— THE REQUEST —
The records below are to be quoted in full; please keep every word exact.

Dataset listings of figures:

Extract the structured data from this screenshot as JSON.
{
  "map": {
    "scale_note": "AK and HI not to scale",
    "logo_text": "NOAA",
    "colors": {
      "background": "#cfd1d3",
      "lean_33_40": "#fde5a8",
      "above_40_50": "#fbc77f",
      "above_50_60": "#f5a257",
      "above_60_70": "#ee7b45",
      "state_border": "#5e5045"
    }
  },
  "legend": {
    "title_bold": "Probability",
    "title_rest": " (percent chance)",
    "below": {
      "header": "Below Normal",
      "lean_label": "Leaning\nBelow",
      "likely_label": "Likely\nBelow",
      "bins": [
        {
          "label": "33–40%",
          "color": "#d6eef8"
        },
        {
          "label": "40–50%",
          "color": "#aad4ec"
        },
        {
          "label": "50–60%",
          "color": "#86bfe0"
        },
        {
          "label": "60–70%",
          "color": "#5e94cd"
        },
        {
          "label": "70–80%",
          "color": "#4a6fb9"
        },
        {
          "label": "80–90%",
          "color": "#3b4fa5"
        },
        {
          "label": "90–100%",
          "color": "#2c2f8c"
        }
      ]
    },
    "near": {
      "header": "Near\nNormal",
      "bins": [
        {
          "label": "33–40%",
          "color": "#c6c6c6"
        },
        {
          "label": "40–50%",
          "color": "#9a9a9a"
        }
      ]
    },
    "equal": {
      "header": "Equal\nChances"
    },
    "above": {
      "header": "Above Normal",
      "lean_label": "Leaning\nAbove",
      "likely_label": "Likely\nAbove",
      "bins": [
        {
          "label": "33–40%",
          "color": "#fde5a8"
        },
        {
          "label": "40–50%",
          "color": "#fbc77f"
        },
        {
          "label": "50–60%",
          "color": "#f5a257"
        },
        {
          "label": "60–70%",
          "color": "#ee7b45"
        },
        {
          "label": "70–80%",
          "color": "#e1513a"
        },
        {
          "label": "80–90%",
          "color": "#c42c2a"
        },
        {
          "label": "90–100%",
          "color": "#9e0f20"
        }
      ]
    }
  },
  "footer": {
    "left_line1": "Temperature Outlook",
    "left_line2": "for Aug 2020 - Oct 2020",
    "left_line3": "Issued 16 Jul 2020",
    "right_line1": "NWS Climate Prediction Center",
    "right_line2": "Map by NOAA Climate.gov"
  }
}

— WRITTEN SOLUTION —
Extract the structured data from this screenshot as JSON.
{
  "map": {
    "scale_note": "AK and HI not to scale",
    "logo_text": "NOAA",
    "colors": {
      "background": "#cfd1d3",
      "lean_33_40": "#fde5a8",
      "above_40_50": "#fbc77f",
      "above_50_60": "#f5a257",
      "above_60_70": "#ee7b45",
      "state_border": "#5e5045"
    }
  },
  "legend": {
    "title_bold": "Probability",
    "title_rest": " (percent chance)",
    "below": {
      "header": "Below Normal",
      "lean_label": "Leaning\nBelow",
      "likely_label": "Likely\nBelow",
      "bins": [
        {
          "label": "33–40%",
          "color": "#d6eef8"
        },
        {
          "label": "40–50%",
          "color": "#aad4ec"
        },
        {
          "label": "50–60%",
          "color": "#86bfe0"
        },
        {
          "label": "60–70%",
          "color": "#5e94cd"
        },
        {
          "label": "70–80%",
          "color": "#4a6fb9"
        },
        {
          "label": "80–90%",
          "color": "#3b4fa5"
        },
        {
          "label": "90–100%",
          "color": "#2c2f8c"
        }
      ]
    },
    "near": {
      "header": "Near\nNormal",
      "bins": [
        {
          "label": "33–40%",
          "color": "#c6c6c6"
        },
        {
          "label": "40–50%",
          "color": "#9a9a9a"
        }
      ]
    },
    "equal": {
      "header": "Equal\nChances"
    },
    "above": {
      "header": "Above Normal",
      "lean_label": "Leaning\nAbove",
      "likely_label": "Likely\nAbove",
      "bins": [
        {
          "label": "33–40%",
          "color": "#fde5a8"
        },
        {
          "label": "40–50%",
          "color": "#fbc77f"
        },
        {
          "label": "50–60%",
          "color": "#f5a257"
        },
        {
          "label": "60–70%",
          "color": "#ee7b45"
        },
        {
          "label": "70–80%",
          "color": "#e1513a"
        },
        {
          "label": "80–90%",
          "color": "#c42c2a"
        },
        {
          "label": "90–100%",
          "color": "#9e0f20"
        }
      ]
    }
  },
  "footer": {
    "left_line1": "Temperature Outlook",
    "left_line2": "for Aug 2020 - Oct 2020",
    "left_line3": "Issued 16 Jul 2020",
    "right_line1": "NWS Climate Prediction Center",
    "right_line2": "Map by NOAA Climate.gov"
  }
}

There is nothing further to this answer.